### RAW DATA
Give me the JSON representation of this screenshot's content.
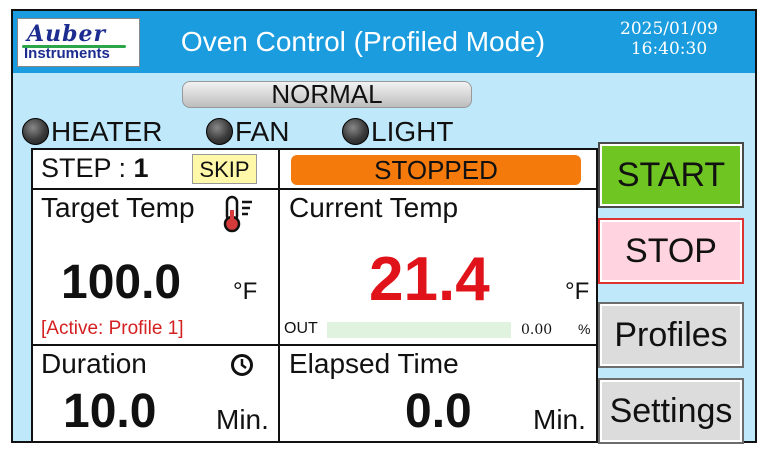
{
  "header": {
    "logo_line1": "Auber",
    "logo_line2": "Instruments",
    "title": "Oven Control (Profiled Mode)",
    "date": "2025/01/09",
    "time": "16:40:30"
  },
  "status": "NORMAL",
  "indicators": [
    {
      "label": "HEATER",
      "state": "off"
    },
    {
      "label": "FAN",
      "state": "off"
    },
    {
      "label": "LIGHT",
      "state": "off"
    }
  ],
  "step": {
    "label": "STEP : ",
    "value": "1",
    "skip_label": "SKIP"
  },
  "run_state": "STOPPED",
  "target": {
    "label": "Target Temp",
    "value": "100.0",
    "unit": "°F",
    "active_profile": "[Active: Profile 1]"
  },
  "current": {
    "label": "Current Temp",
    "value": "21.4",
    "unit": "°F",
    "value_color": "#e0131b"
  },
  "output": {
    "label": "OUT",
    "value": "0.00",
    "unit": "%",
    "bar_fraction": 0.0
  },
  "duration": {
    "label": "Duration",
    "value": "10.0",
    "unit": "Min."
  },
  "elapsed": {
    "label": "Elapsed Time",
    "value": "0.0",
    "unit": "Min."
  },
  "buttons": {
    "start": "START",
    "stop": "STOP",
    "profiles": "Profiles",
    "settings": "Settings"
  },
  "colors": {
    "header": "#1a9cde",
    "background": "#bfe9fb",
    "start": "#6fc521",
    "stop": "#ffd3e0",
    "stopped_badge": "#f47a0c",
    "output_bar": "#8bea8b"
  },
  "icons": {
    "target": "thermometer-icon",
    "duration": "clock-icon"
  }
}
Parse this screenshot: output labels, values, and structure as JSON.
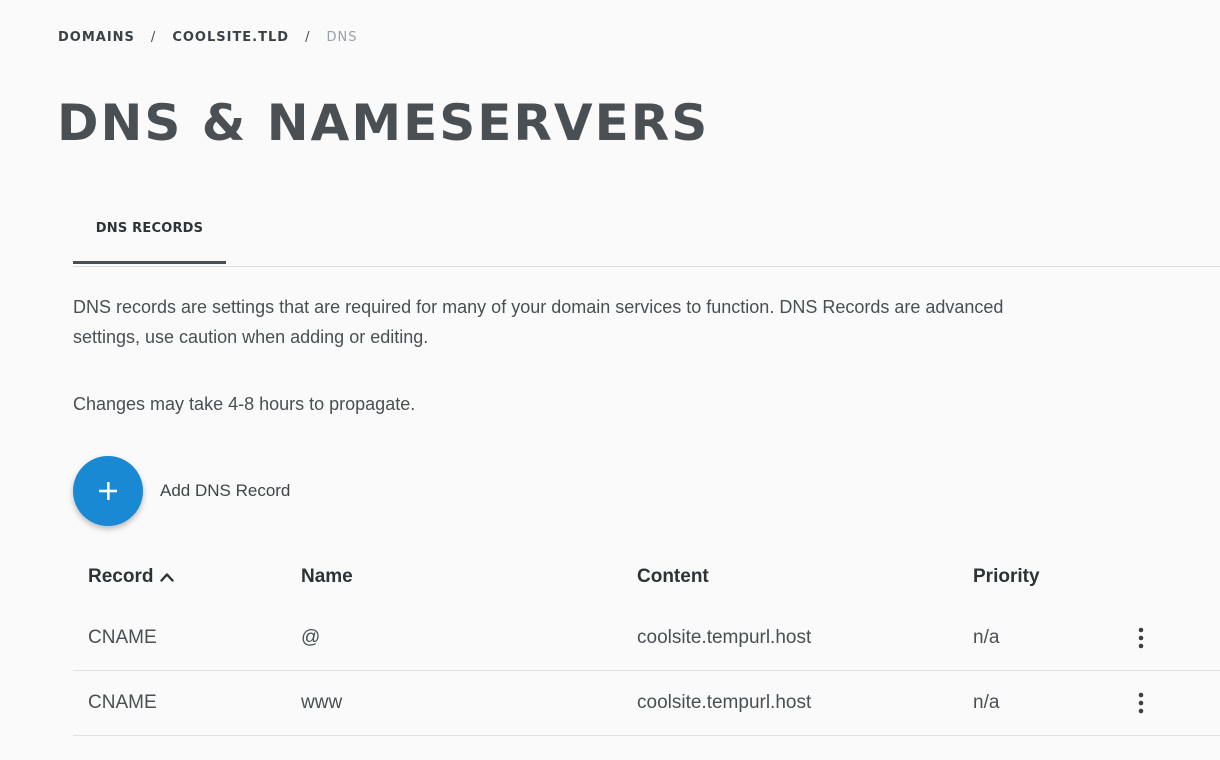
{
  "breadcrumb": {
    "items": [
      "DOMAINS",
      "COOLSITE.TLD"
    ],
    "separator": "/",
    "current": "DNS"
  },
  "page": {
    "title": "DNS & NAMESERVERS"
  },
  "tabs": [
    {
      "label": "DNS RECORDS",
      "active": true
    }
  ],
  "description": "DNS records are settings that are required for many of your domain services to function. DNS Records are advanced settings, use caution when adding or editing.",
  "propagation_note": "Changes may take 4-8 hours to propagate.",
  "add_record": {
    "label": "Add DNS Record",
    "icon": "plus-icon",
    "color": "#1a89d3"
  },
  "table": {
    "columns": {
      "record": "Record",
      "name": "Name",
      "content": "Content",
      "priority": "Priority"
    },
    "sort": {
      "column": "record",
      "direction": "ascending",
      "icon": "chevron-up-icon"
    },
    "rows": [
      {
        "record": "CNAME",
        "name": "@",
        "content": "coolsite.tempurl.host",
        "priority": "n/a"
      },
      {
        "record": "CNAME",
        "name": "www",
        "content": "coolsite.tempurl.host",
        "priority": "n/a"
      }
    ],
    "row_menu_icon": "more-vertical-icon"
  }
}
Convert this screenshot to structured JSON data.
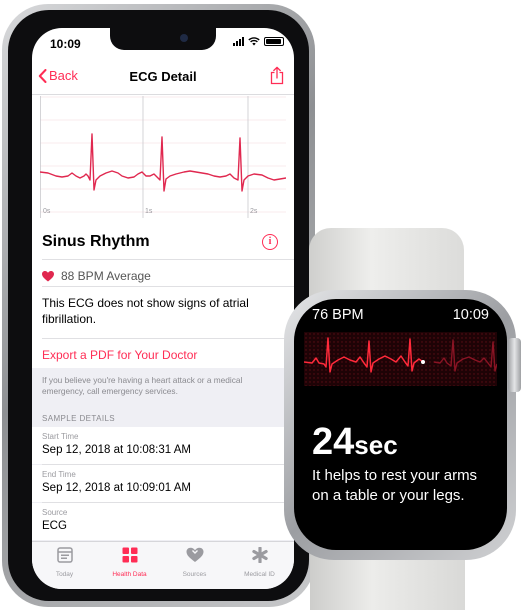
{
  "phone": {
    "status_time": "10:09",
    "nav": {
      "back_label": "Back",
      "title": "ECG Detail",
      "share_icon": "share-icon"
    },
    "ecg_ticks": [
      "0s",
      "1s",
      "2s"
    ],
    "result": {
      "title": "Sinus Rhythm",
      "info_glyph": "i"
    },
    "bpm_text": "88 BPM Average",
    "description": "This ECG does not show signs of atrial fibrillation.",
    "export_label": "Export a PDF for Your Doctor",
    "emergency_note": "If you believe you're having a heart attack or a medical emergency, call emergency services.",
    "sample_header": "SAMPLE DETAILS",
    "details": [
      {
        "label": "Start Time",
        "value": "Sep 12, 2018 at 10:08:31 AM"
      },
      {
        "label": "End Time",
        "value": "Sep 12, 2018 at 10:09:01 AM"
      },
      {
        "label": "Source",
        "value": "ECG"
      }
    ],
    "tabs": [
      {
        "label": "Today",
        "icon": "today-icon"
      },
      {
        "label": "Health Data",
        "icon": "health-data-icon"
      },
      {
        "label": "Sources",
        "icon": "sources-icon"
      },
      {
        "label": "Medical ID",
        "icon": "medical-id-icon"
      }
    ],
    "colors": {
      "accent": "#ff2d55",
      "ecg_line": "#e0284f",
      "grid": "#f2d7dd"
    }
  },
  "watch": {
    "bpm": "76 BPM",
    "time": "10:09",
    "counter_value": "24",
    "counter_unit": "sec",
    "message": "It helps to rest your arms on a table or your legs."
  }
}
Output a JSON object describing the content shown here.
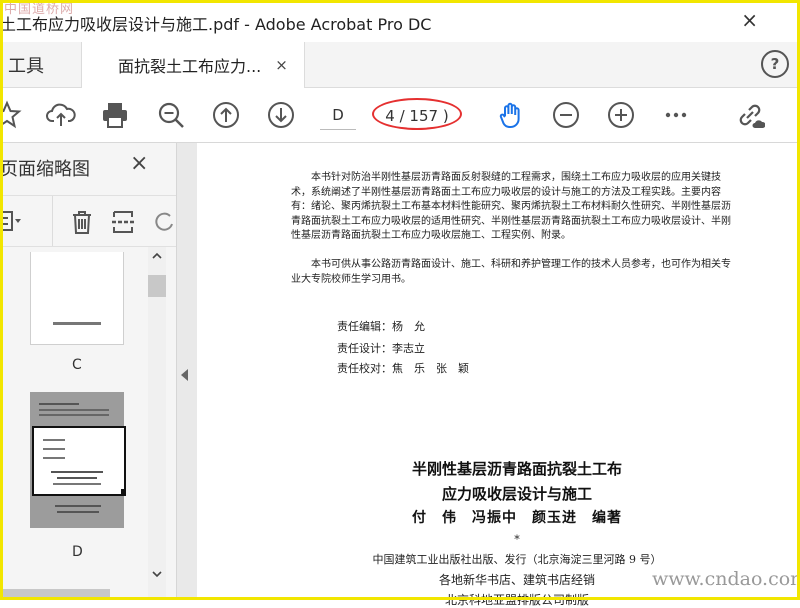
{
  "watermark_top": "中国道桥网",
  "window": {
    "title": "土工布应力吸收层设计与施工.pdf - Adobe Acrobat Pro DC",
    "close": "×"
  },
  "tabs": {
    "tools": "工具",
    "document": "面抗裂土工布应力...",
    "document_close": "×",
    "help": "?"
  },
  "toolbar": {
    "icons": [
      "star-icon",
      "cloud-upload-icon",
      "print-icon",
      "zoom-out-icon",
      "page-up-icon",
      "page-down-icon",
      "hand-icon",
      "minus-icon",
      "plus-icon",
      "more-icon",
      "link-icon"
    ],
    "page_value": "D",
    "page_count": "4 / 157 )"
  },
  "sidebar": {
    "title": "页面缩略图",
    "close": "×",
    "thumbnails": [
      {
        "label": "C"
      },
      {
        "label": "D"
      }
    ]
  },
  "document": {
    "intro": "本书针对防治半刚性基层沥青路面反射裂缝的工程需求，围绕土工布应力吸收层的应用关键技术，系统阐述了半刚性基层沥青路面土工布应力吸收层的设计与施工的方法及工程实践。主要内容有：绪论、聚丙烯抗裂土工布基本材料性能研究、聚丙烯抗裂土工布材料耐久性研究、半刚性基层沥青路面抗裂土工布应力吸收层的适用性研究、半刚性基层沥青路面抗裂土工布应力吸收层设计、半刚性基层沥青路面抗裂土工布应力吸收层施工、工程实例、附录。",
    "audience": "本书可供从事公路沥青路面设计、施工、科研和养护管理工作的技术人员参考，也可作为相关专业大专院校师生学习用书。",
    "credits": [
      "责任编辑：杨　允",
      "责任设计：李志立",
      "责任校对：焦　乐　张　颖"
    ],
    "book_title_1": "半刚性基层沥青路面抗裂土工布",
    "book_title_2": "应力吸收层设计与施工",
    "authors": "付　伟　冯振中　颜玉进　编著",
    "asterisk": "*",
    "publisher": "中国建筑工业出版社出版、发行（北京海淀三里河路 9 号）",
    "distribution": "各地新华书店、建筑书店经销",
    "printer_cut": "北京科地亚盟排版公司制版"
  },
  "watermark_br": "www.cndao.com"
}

### WRITTEN INSTRUCTION
Pictures are to be left out; all else in the entries above is to be quoted exactly.

### OUTPUT FOR THIS EXERCISE
Give me the JSON representation of this screenshot's content.
{
  "header": {
    "logo_line1": "Auber",
    "logo_line2": "Instruments",
    "title": "Oven Control (Profiled Mode)",
    "date": "2025/01/09",
    "time": "16:40:30"
  },
  "status": "NORMAL",
  "indicators": [
    {
      "label": "HEATER",
      "state": "off"
    },
    {
      "label": "FAN",
      "state": "off"
    },
    {
      "label": "LIGHT",
      "state": "off"
    }
  ],
  "step": {
    "label": "STEP : ",
    "value": "1",
    "skip_label": "SKIP"
  },
  "run_state": "STOPPED",
  "target": {
    "label": "Target Temp",
    "value": "100.0",
    "unit": "°F",
    "active_profile": "[Active: Profile 1]"
  },
  "current": {
    "label": "Current Temp",
    "value": "21.4",
    "unit": "°F",
    "value_color": "#e0131b"
  },
  "output": {
    "label": "OUT",
    "value": "0.00",
    "unit": "%",
    "bar_fraction": 0.0
  },
  "duration": {
    "label": "Duration",
    "value": "10.0",
    "unit": "Min."
  },
  "elapsed": {
    "label": "Elapsed Time",
    "value": "0.0",
    "unit": "Min."
  },
  "buttons": {
    "start": "START",
    "stop": "STOP",
    "profiles": "Profiles",
    "settings": "Settings"
  },
  "colors": {
    "header": "#1a9cde",
    "background": "#bfe9fb",
    "start": "#6fc521",
    "stop": "#ffd3e0",
    "stopped_badge": "#f47a0c",
    "output_bar": "#8bea8b"
  },
  "icons": {
    "target": "thermometer-icon",
    "duration": "clock-icon"
  }
}
Parse this screenshot: output labels, values, and structure as JSON.
{
  "breadcrumb": {
    "items": [
      "DOMAINS",
      "COOLSITE.TLD"
    ],
    "separator": "/",
    "current": "DNS"
  },
  "page": {
    "title": "DNS & NAMESERVERS"
  },
  "tabs": [
    {
      "label": "DNS RECORDS",
      "active": true
    }
  ],
  "description": "DNS records are settings that are required for many of your domain services to function. DNS Records are advanced settings, use caution when adding or editing.",
  "propagation_note": "Changes may take 4-8 hours to propagate.",
  "add_record": {
    "label": "Add DNS Record",
    "icon": "plus-icon",
    "color": "#1a89d3"
  },
  "table": {
    "columns": {
      "record": "Record",
      "name": "Name",
      "content": "Content",
      "priority": "Priority"
    },
    "sort": {
      "column": "record",
      "direction": "ascending",
      "icon": "chevron-up-icon"
    },
    "rows": [
      {
        "record": "CNAME",
        "name": "@",
        "content": "coolsite.tempurl.host",
        "priority": "n/a"
      },
      {
        "record": "CNAME",
        "name": "www",
        "content": "coolsite.tempurl.host",
        "priority": "n/a"
      }
    ],
    "row_menu_icon": "more-vertical-icon"
  }
}
Convert this screenshot to structured JSON data.
{
  "phone": {
    "status_time": "10:09",
    "nav": {
      "back_label": "Back",
      "title": "ECG Detail",
      "share_icon": "share-icon"
    },
    "ecg_ticks": [
      "0s",
      "1s",
      "2s"
    ],
    "result": {
      "title": "Sinus Rhythm",
      "info_glyph": "i"
    },
    "bpm_text": "88 BPM Average",
    "description": "This ECG does not show signs of atrial fibrillation.",
    "export_label": "Export a PDF for Your Doctor",
    "emergency_note": "If you believe you're having a heart attack or a medical emergency, call emergency services.",
    "sample_header": "SAMPLE DETAILS",
    "details": [
      {
        "label": "Start Time",
        "value": "Sep 12, 2018 at 10:08:31 AM"
      },
      {
        "label": "End Time",
        "value": "Sep 12, 2018 at 10:09:01 AM"
      },
      {
        "label": "Source",
        "value": "ECG"
      }
    ],
    "tabs": [
      {
        "label": "Today",
        "icon": "today-icon"
      },
      {
        "label": "Health Data",
        "icon": "health-data-icon"
      },
      {
        "label": "Sources",
        "icon": "sources-icon"
      },
      {
        "label": "Medical ID",
        "icon": "medical-id-icon"
      }
    ],
    "colors": {
      "accent": "#ff2d55",
      "ecg_line": "#e0284f",
      "grid": "#f2d7dd"
    }
  },
  "watch": {
    "bpm": "76 BPM",
    "time": "10:09",
    "counter_value": "24",
    "counter_unit": "sec",
    "message": "It helps to rest your arms on a table or your legs."
  }
}
Output a JSON object describing the content shown here.
{
  "watermark_top": "中国道桥网",
  "window": {
    "title": "土工布应力吸收层设计与施工.pdf - Adobe Acrobat Pro DC",
    "close": "×"
  },
  "tabs": {
    "tools": "工具",
    "document": "面抗裂土工布应力...",
    "document_close": "×",
    "help": "?"
  },
  "toolbar": {
    "icons": [
      "star-icon",
      "cloud-upload-icon",
      "print-icon",
      "zoom-out-icon",
      "page-up-icon",
      "page-down-icon",
      "hand-icon",
      "minus-icon",
      "plus-icon",
      "more-icon",
      "link-icon"
    ],
    "page_value": "D",
    "page_count": "4 / 157 )"
  },
  "sidebar": {
    "title": "页面缩略图",
    "close": "×",
    "thumbnails": [
      {
        "label": "C"
      },
      {
        "label": "D"
      }
    ]
  },
  "document": {
    "intro": "本书针对防治半刚性基层沥青路面反射裂缝的工程需求，围绕土工布应力吸收层的应用关键技术，系统阐述了半刚性基层沥青路面土工布应力吸收层的设计与施工的方法及工程实践。主要内容有：绪论、聚丙烯抗裂土工布基本材料性能研究、聚丙烯抗裂土工布材料耐久性研究、半刚性基层沥青路面抗裂土工布应力吸收层的适用性研究、半刚性基层沥青路面抗裂土工布应力吸收层设计、半刚性基层沥青路面抗裂土工布应力吸收层施工、工程实例、附录。",
    "audience": "本书可供从事公路沥青路面设计、施工、科研和养护管理工作的技术人员参考，也可作为相关专业大专院校师生学习用书。",
    "credits": [
      "责任编辑：杨　允",
      "责任设计：李志立",
      "责任校对：焦　乐　张　颖"
    ],
    "book_title_1": "半刚性基层沥青路面抗裂土工布",
    "book_title_2": "应力吸收层设计与施工",
    "authors": "付　伟　冯振中　颜玉进　编著",
    "asterisk": "*",
    "publisher": "中国建筑工业出版社出版、发行（北京海淀三里河路 9 号）",
    "distribution": "各地新华书店、建筑书店经销",
    "printer_cut": "北京科地亚盟排版公司制版"
  },
  "watermark_br": "www.cndao.com"
}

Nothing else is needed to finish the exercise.